**Exercise directions:**
Write out all the entries word for word, but skip any images.

**Provided material:**
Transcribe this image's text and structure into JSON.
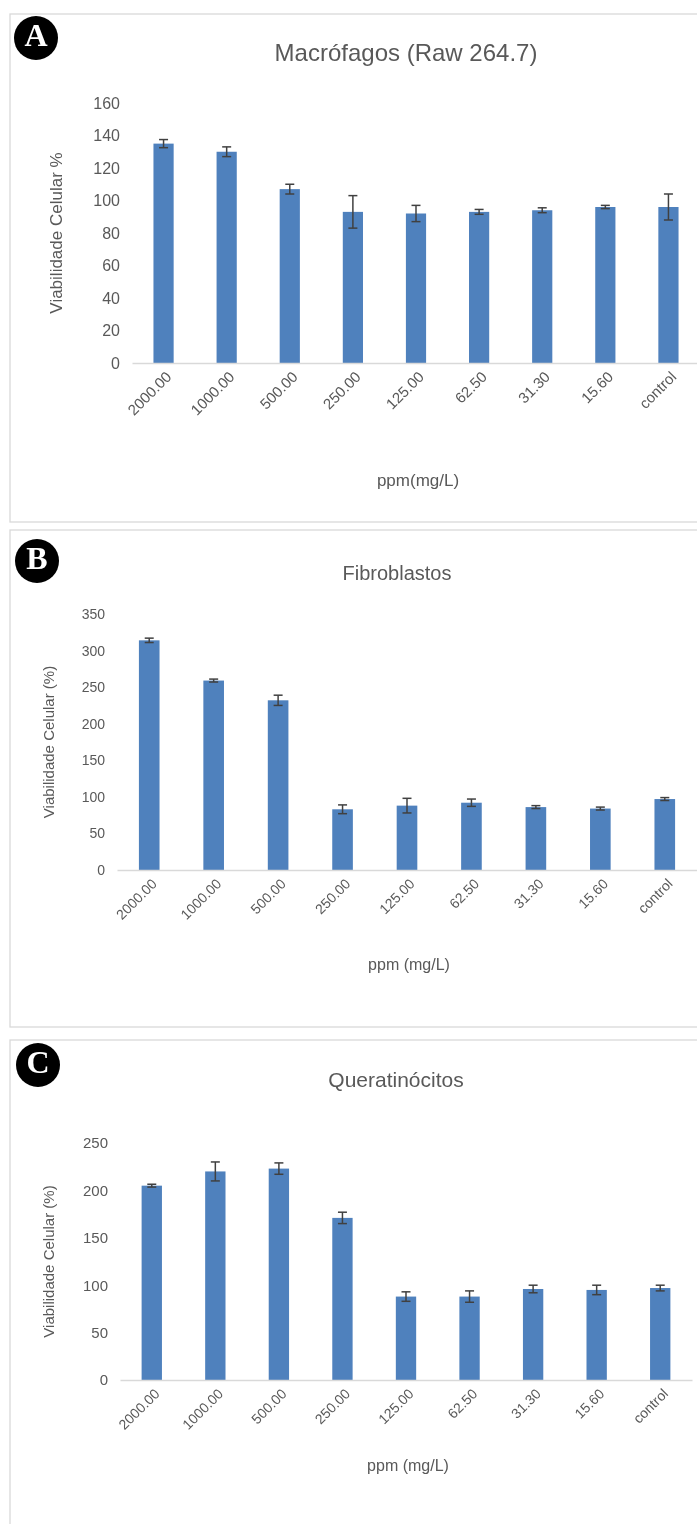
{
  "chart_data": [
    {
      "type": "bar",
      "title": "Macrófagos (Raw 264.7)",
      "xlabel": "ppm(mg/L)",
      "ylabel": "Viabilidade Celular %",
      "annotations": [
        "A"
      ],
      "categories": [
        "2000.00",
        "1000.00",
        "500.00",
        "250.00",
        "125.00",
        "62.50",
        "31.30",
        "15.60",
        "control"
      ],
      "values": [
        135,
        130,
        107,
        93,
        92,
        93,
        94,
        96,
        96
      ],
      "errors": [
        2.5,
        3,
        3,
        10,
        5,
        1.5,
        1.5,
        1,
        8
      ],
      "color": "#4f81bd",
      "ylim": [
        0,
        160
      ],
      "yticks": [
        0,
        20,
        40,
        60,
        80,
        100,
        120,
        140,
        160
      ]
    },
    {
      "type": "bar",
      "title": "Fibroblastos",
      "xlabel": "ppm (mg/L)",
      "ylabel": "Viabilidade Celular (%)",
      "annotations": [
        "B"
      ],
      "categories": [
        "2000.00",
        "1000.00",
        "500.00",
        "250.00",
        "125.00",
        "62.50",
        "31.30",
        "15.60",
        "control"
      ],
      "values": [
        314,
        259,
        232,
        83,
        88,
        92,
        86,
        84,
        97
      ],
      "errors": [
        3,
        2,
        7,
        6,
        10,
        5,
        2,
        2,
        2
      ],
      "color": "#4f81bd",
      "ylim": [
        0,
        350
      ],
      "yticks": [
        0,
        50,
        100,
        150,
        200,
        250,
        300,
        350
      ]
    },
    {
      "type": "bar",
      "title": "Queratinócitos",
      "xlabel": "ppm (mg/L)",
      "ylabel": "Viabilidade Celular (%)",
      "annotations": [
        "C"
      ],
      "categories": [
        "2000.00",
        "1000.00",
        "500.00",
        "250.00",
        "125.00",
        "62.50",
        "31.30",
        "15.60",
        "control"
      ],
      "values": [
        205,
        220,
        223,
        171,
        88,
        88,
        96,
        95,
        97
      ],
      "errors": [
        1.5,
        10,
        6,
        6,
        5,
        6,
        4,
        5,
        3
      ],
      "color": "#4f81bd",
      "ylim": [
        0,
        250
      ],
      "yticks": [
        0,
        50,
        100,
        150,
        200,
        250
      ]
    }
  ]
}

**Written response:**
Transcribe this image's text and structure into JSON.
{
  "chart_data": [
    {
      "type": "bar",
      "title": "Macrófagos (Raw 264.7)",
      "xlabel": "ppm(mg/L)",
      "ylabel": "Viabilidade Celular %",
      "annotations": [
        "A"
      ],
      "categories": [
        "2000.00",
        "1000.00",
        "500.00",
        "250.00",
        "125.00",
        "62.50",
        "31.30",
        "15.60",
        "control"
      ],
      "values": [
        135,
        130,
        107,
        93,
        92,
        93,
        94,
        96,
        96
      ],
      "errors": [
        2.5,
        3,
        3,
        10,
        5,
        1.5,
        1.5,
        1,
        8
      ],
      "color": "#4f81bd",
      "ylim": [
        0,
        160
      ],
      "yticks": [
        0,
        20,
        40,
        60,
        80,
        100,
        120,
        140,
        160
      ]
    },
    {
      "type": "bar",
      "title": "Fibroblastos",
      "xlabel": "ppm (mg/L)",
      "ylabel": "Viabilidade Celular (%)",
      "annotations": [
        "B"
      ],
      "categories": [
        "2000.00",
        "1000.00",
        "500.00",
        "250.00",
        "125.00",
        "62.50",
        "31.30",
        "15.60",
        "control"
      ],
      "values": [
        314,
        259,
        232,
        83,
        88,
        92,
        86,
        84,
        97
      ],
      "errors": [
        3,
        2,
        7,
        6,
        10,
        5,
        2,
        2,
        2
      ],
      "color": "#4f81bd",
      "ylim": [
        0,
        350
      ],
      "yticks": [
        0,
        50,
        100,
        150,
        200,
        250,
        300,
        350
      ]
    },
    {
      "type": "bar",
      "title": "Queratinócitos",
      "xlabel": "ppm (mg/L)",
      "ylabel": "Viabilidade Celular (%)",
      "annotations": [
        "C"
      ],
      "categories": [
        "2000.00",
        "1000.00",
        "500.00",
        "250.00",
        "125.00",
        "62.50",
        "31.30",
        "15.60",
        "control"
      ],
      "values": [
        205,
        220,
        223,
        171,
        88,
        88,
        96,
        95,
        97
      ],
      "errors": [
        1.5,
        10,
        6,
        6,
        5,
        6,
        4,
        5,
        3
      ],
      "color": "#4f81bd",
      "ylim": [
        0,
        250
      ],
      "yticks": [
        0,
        50,
        100,
        150,
        200,
        250
      ]
    }
  ]
}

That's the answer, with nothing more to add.